* Work order *
Filter the entries down to the lines containing "Nerkesboerne", and copy those lines.

Segment Start: Provided material

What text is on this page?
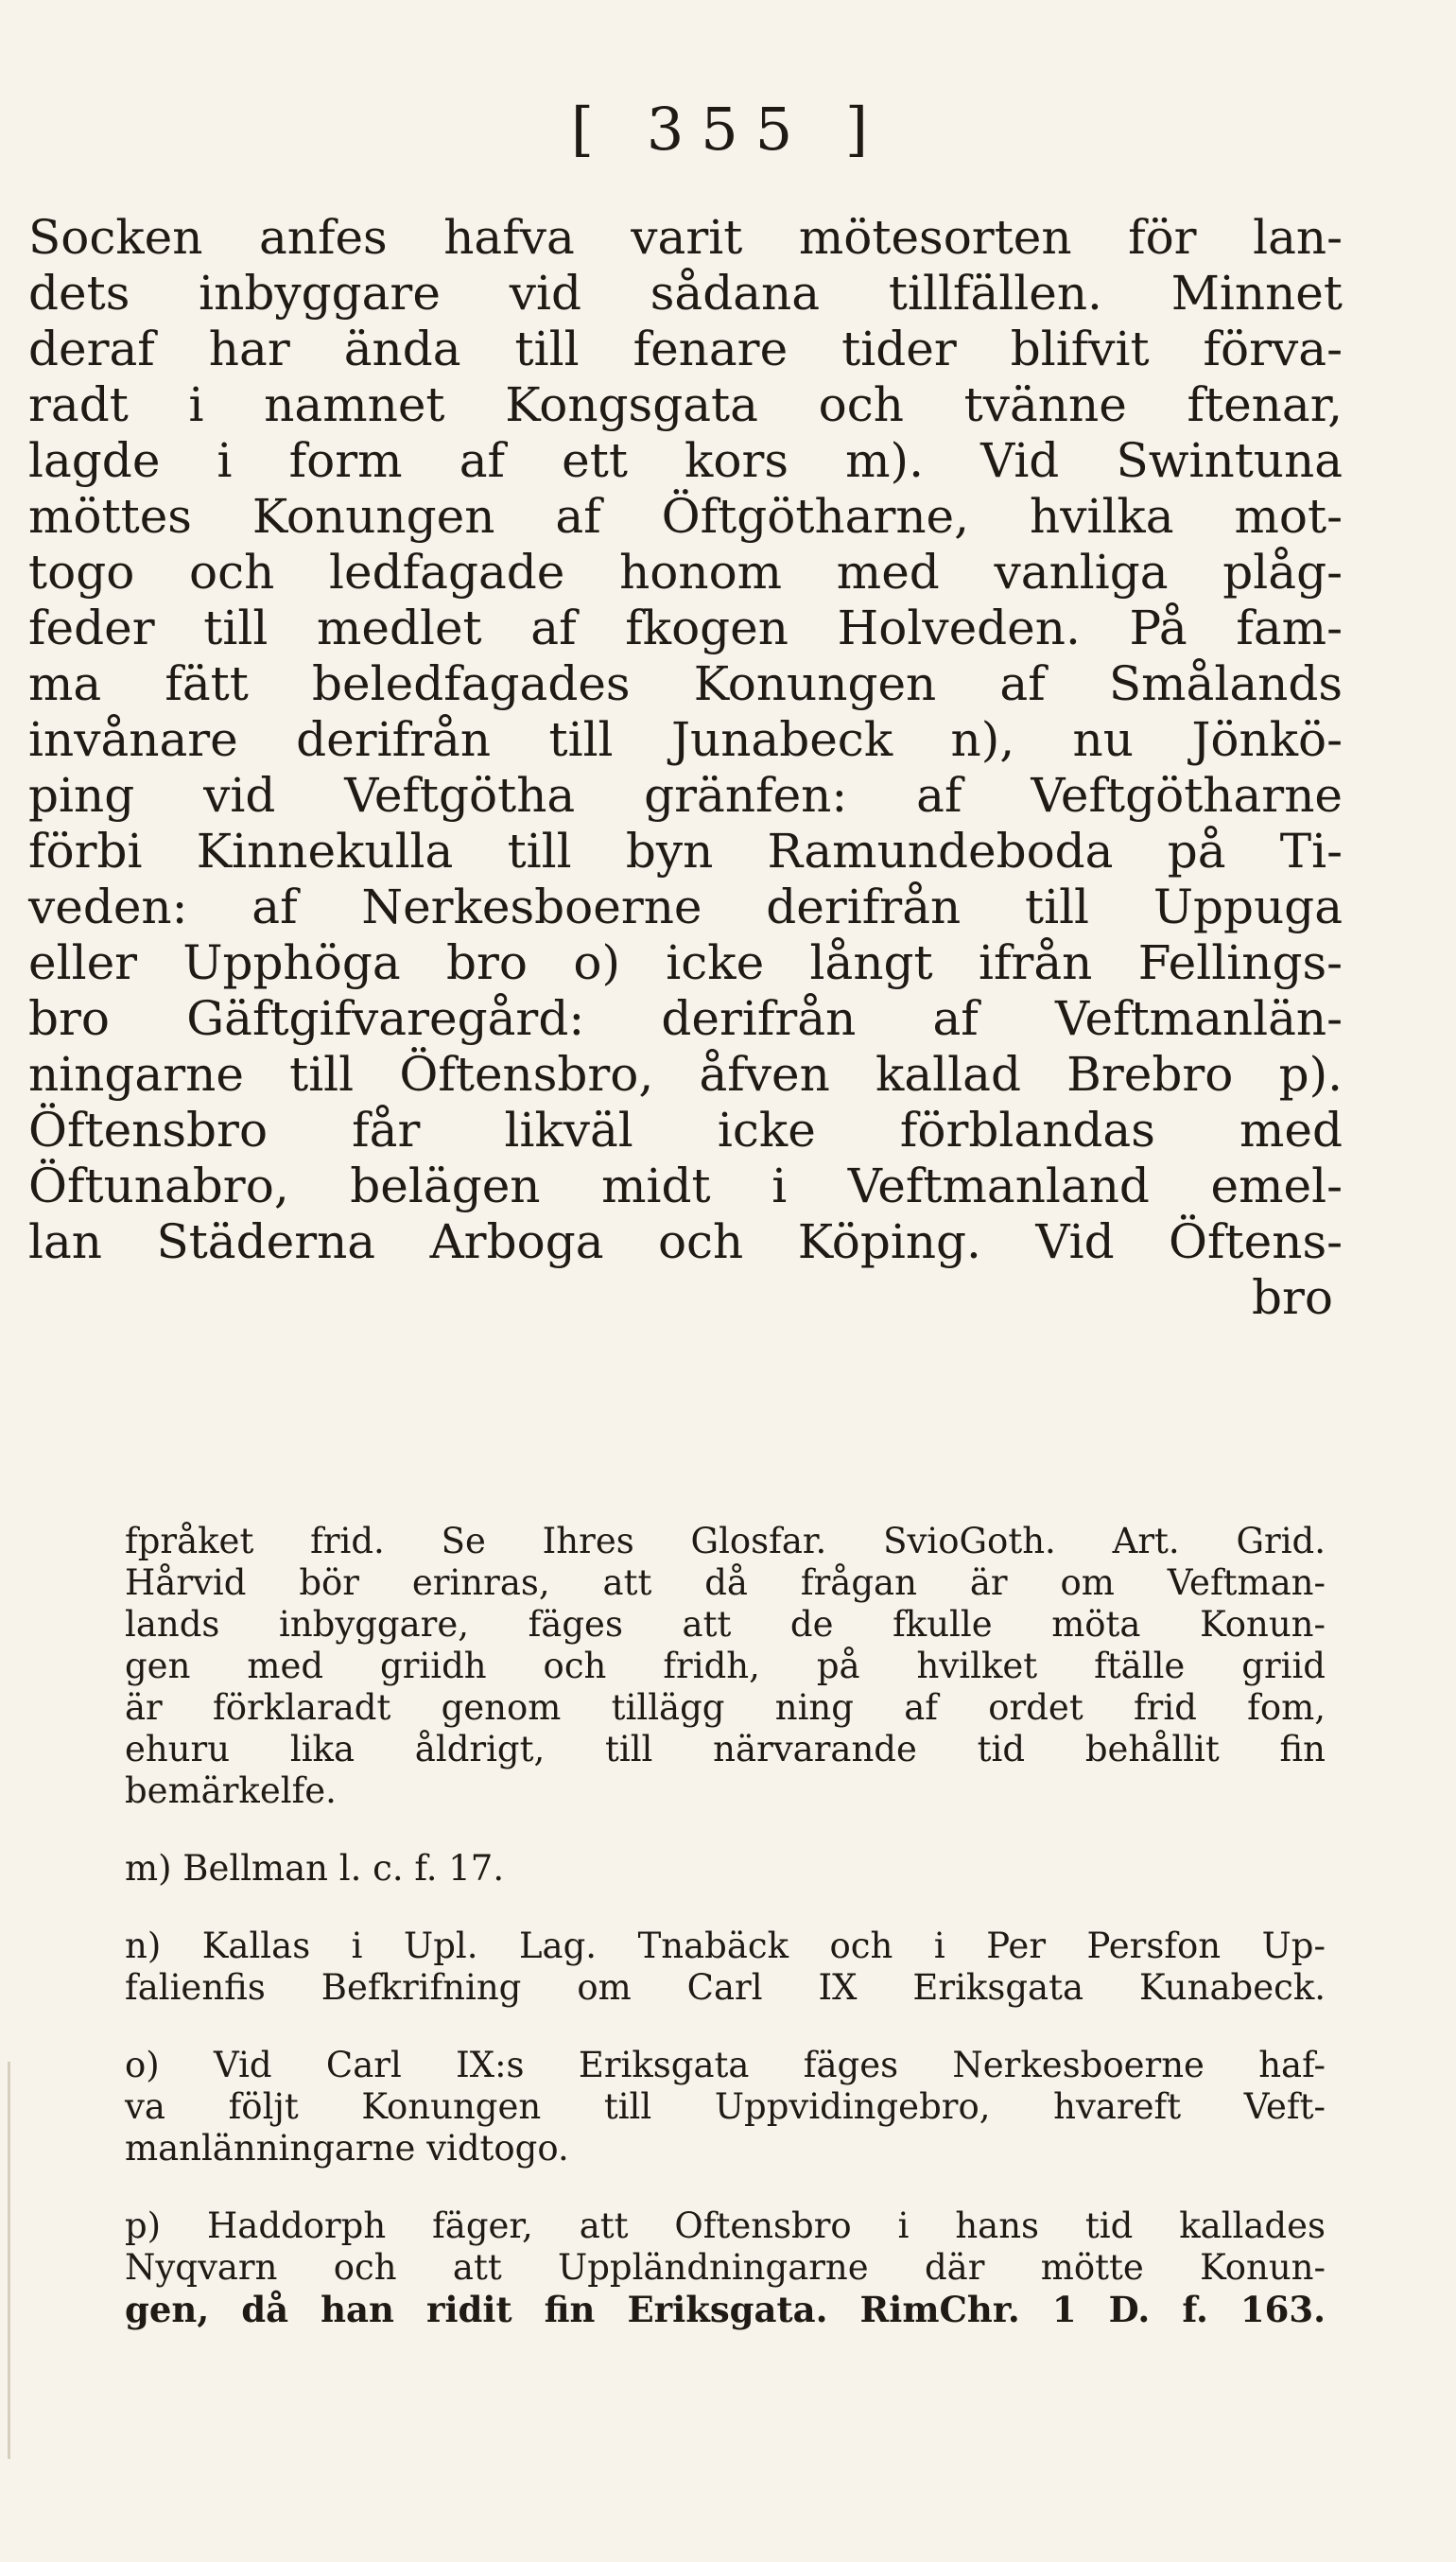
[ 355 ]
Socken anfes hafva varit mötesorten för lan-
dets inbyggare vid sådana tillfällen. Minnet
deraf har ända till fenare tider blifvit förva-
radt i namnet Kongsgata och tvänne ftenar,
lagde i form af ett kors m). Vid Swintuna
möttes Konungen af Öftgötharne, hvilka mot-
togo och ledfagade honom med vanliga plåg-
feder till medlet af fkogen Holveden. På fam-
ma fätt beledfagades Konungen af Smålands
invånare derifrån till Junabeck n), nu Jönkö-
ping vid Veftgötha gränfen: af Veftgötharne
förbi Kinnekulla till byn Ramundeboda på Ti-
veden: af Nerkesboerne derifrån till Uppuga
eller Upphöga bro o) icke långt ifrån Fellings-
bro Gäftgifvaregård: derifrån af Veftmanlän-
ningarne till Öftensbro, åfven kallad Brebro p).
Öftensbro får likväl icke förblandas med
Öftunabro, belägen midt i Veftmanland emel-
lan Städerna Arboga och Köping. Vid Öftens-
bro
fpråket frid. Se Ihres Glosfar. SvioGoth. Art. Grid.
Hårvid bör erinras, att då frågan är om Veftman-
lands inbyggare, fäges att de fkulle möta Konun-
gen med griidh och fridh, på hvilket ftälle griid
är förklaradt genom tillägg ning af ordet frid fom,
ehuru lika åldrigt, till närvarande tid behållit fin
bemärkelfe.
m) Bellman l. c. f. 17.
n) Kallas i Upl. Lag. Tnabäck och i Per Persfon Up-
falienfis Befkrifning om Carl IX Eriksgata Kunabeck.
o) Vid Carl IX:s Eriksgata fäges Nerkesboerne haf-
va följt Konungen till Uppvidingebro, hvareft Veft-
manlänningarne vidtogo.
p) Haddorph fäger, att Oftensbro i hans tid kallades
Nyqvarn och att Uppländningarne där mötte Konun-
gen, då han ridit fin Eriksgata. RimChr. 1 D. f. 163.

Segment End: Provided material

* Answer box *
veden: af Nerkesboerne derifrån till Uppuga
o) Vid Carl IX:s Eriksgata fäges Nerkesboerne haf-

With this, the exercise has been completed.